╭──

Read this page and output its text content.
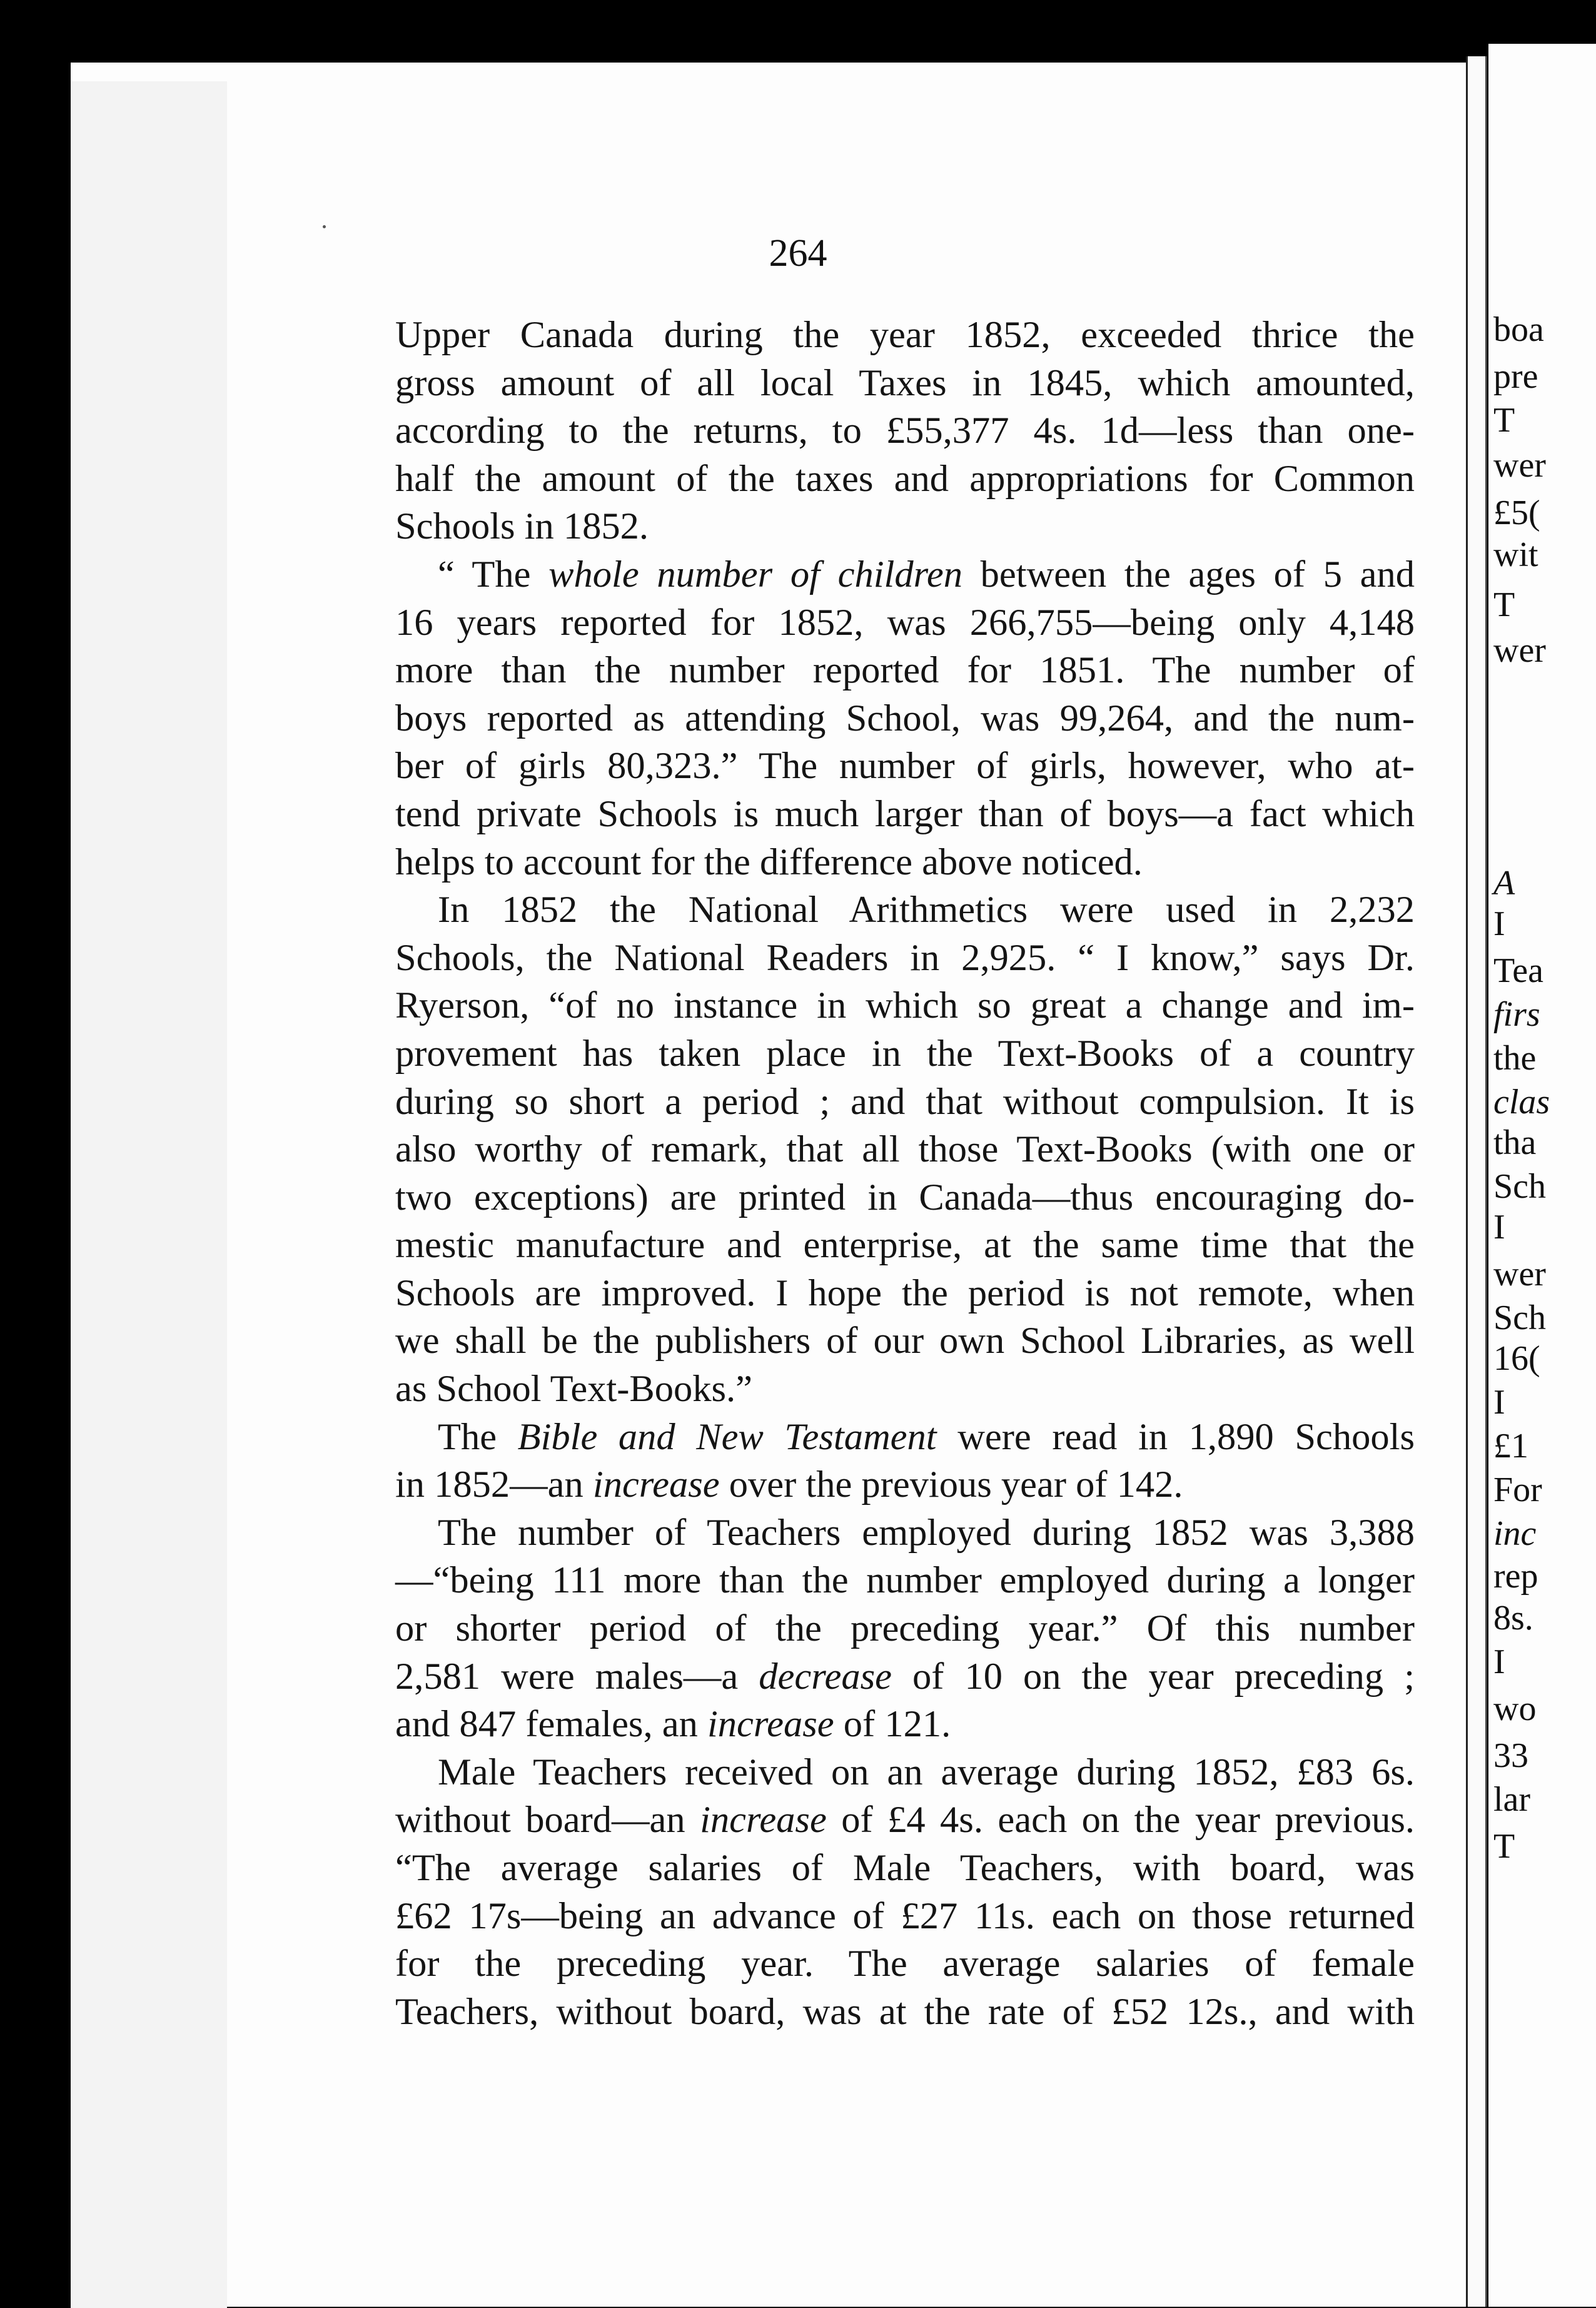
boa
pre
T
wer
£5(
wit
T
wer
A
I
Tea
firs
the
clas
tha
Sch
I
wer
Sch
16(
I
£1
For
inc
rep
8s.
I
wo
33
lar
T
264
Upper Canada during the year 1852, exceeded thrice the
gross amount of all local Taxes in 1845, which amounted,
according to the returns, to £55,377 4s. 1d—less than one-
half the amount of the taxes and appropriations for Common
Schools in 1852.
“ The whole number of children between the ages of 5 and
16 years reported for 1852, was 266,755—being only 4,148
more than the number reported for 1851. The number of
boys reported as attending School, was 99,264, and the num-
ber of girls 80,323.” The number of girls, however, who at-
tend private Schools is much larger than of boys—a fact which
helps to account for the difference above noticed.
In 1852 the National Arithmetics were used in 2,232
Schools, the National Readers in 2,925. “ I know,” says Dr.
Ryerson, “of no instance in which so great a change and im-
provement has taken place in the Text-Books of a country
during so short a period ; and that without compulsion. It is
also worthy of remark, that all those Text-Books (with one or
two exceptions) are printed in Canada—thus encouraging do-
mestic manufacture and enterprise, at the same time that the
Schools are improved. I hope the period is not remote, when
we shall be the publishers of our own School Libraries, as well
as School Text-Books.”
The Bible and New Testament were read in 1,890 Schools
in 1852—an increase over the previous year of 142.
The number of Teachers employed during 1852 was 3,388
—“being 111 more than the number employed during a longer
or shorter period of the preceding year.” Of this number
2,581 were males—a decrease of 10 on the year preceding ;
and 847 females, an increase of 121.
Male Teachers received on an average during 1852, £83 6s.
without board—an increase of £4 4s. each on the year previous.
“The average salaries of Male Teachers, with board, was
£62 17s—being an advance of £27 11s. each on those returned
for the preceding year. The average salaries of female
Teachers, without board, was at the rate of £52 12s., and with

╰──

Instructions for the task
Produce an exact copy of each line of data, skipping embedded images.

Response to the exercise
Read this page and output its text content.
boa
pre
T
wer
£5(
wit
T
wer
A
I
Tea
firs
the
clas
tha
Sch
I
wer
Sch
16(
I
£1
For
inc
rep
8s.
I
wo
33
lar
T
264
Upper Canada during the year 1852, exceeded thrice the
gross amount of all local Taxes in 1845, which amounted,
according to the returns, to £55,377 4s. 1d—less than one-
half the amount of the taxes and appropriations for Common
Schools in 1852.
“ The whole number of children between the ages of 5 and
16 years reported for 1852, was 266,755—being only 4,148
more than the number reported for 1851. The number of
boys reported as attending School, was 99,264, and the num-
ber of girls 80,323.” The number of girls, however, who at-
tend private Schools is much larger than of boys—a fact which
helps to account for the difference above noticed.
In 1852 the National Arithmetics were used in 2,232
Schools, the National Readers in 2,925. “ I know,” says Dr.
Ryerson, “of no instance in which so great a change and im-
provement has taken place in the Text-Books of a country
during so short a period ; and that without compulsion. It is
also worthy of remark, that all those Text-Books (with one or
two exceptions) are printed in Canada—thus encouraging do-
mestic manufacture and enterprise, at the same time that the
Schools are improved. I hope the period is not remote, when
we shall be the publishers of our own School Libraries, as well
as School Text-Books.”
The Bible and New Testament were read in 1,890 Schools
in 1852—an increase over the previous year of 142.
The number of Teachers employed during 1852 was 3,388
—“being 111 more than the number employed during a longer
or shorter period of the preceding year.” Of this number
2,581 were males—a decrease of 10 on the year preceding ;
and 847 females, an increase of 121.
Male Teachers received on an average during 1852, £83 6s.
without board—an increase of £4 4s. each on the year previous.
“The average salaries of Male Teachers, with board, was
£62 17s—being an advance of £27 11s. each on those returned
for the preceding year. The average salaries of female
Teachers, without board, was at the rate of £52 12s., and with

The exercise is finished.